EXERCISE AIM: Determine how many lines include the word "shown", then give that number and nothing more.

Stored data
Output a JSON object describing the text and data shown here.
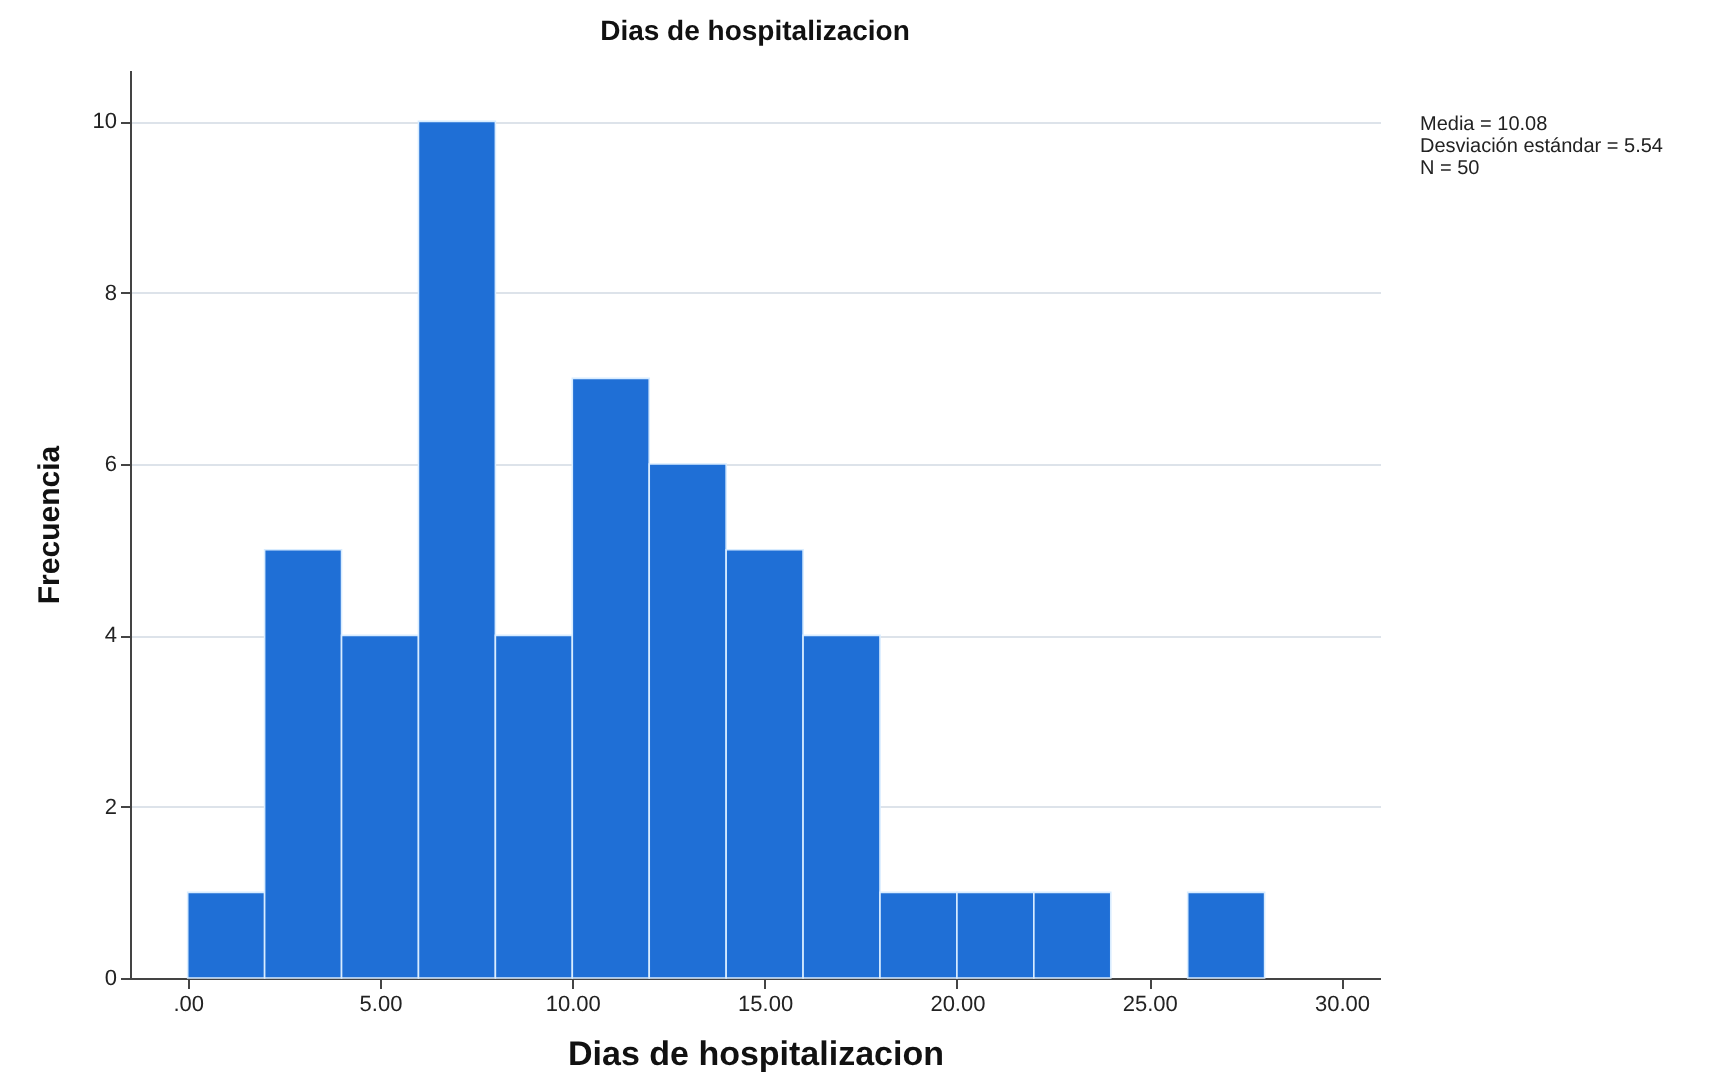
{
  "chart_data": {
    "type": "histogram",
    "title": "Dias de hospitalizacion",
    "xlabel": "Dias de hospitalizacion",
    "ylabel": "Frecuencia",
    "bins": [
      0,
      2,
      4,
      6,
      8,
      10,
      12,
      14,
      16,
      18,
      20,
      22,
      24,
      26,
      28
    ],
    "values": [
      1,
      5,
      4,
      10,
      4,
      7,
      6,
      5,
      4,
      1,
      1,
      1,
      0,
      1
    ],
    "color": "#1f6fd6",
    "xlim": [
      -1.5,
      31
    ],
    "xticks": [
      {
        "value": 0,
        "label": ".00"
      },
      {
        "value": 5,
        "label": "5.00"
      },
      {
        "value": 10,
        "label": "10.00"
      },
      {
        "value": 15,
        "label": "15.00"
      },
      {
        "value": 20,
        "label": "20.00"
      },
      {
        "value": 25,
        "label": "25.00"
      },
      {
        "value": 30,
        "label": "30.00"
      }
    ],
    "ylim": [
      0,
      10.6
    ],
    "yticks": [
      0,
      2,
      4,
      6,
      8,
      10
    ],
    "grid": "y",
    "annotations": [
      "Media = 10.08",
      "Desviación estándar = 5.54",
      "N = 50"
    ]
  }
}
==
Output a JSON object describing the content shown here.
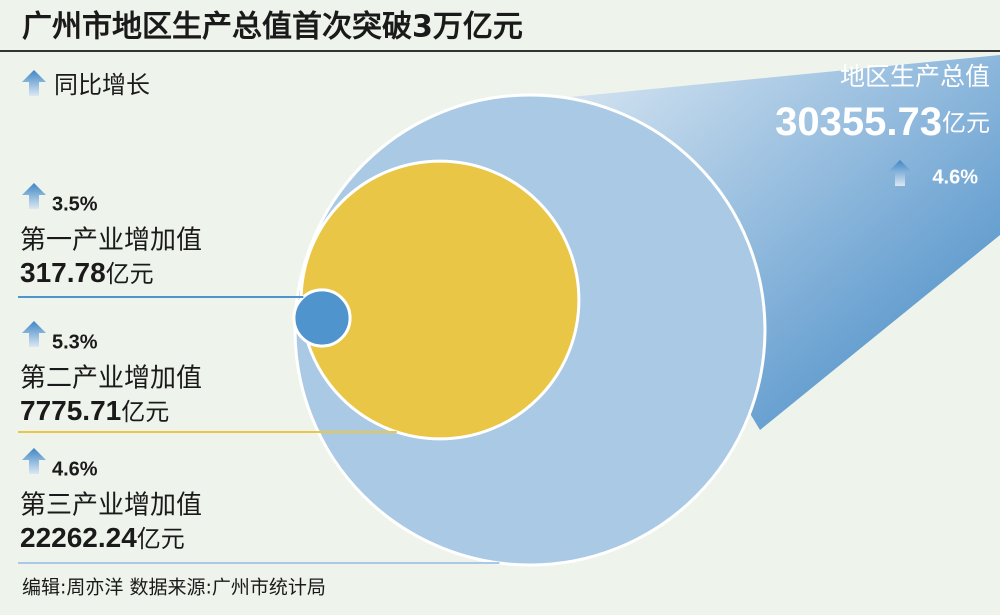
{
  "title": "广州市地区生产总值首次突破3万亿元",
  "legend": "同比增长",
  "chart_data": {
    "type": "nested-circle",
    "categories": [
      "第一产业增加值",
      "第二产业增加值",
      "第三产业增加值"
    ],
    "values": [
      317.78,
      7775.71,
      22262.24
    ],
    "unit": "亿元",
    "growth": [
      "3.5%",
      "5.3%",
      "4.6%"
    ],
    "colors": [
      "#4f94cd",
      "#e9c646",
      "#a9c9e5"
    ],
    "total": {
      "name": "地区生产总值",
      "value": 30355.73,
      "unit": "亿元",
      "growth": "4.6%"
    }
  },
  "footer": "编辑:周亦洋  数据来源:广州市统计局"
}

ANSWER: 2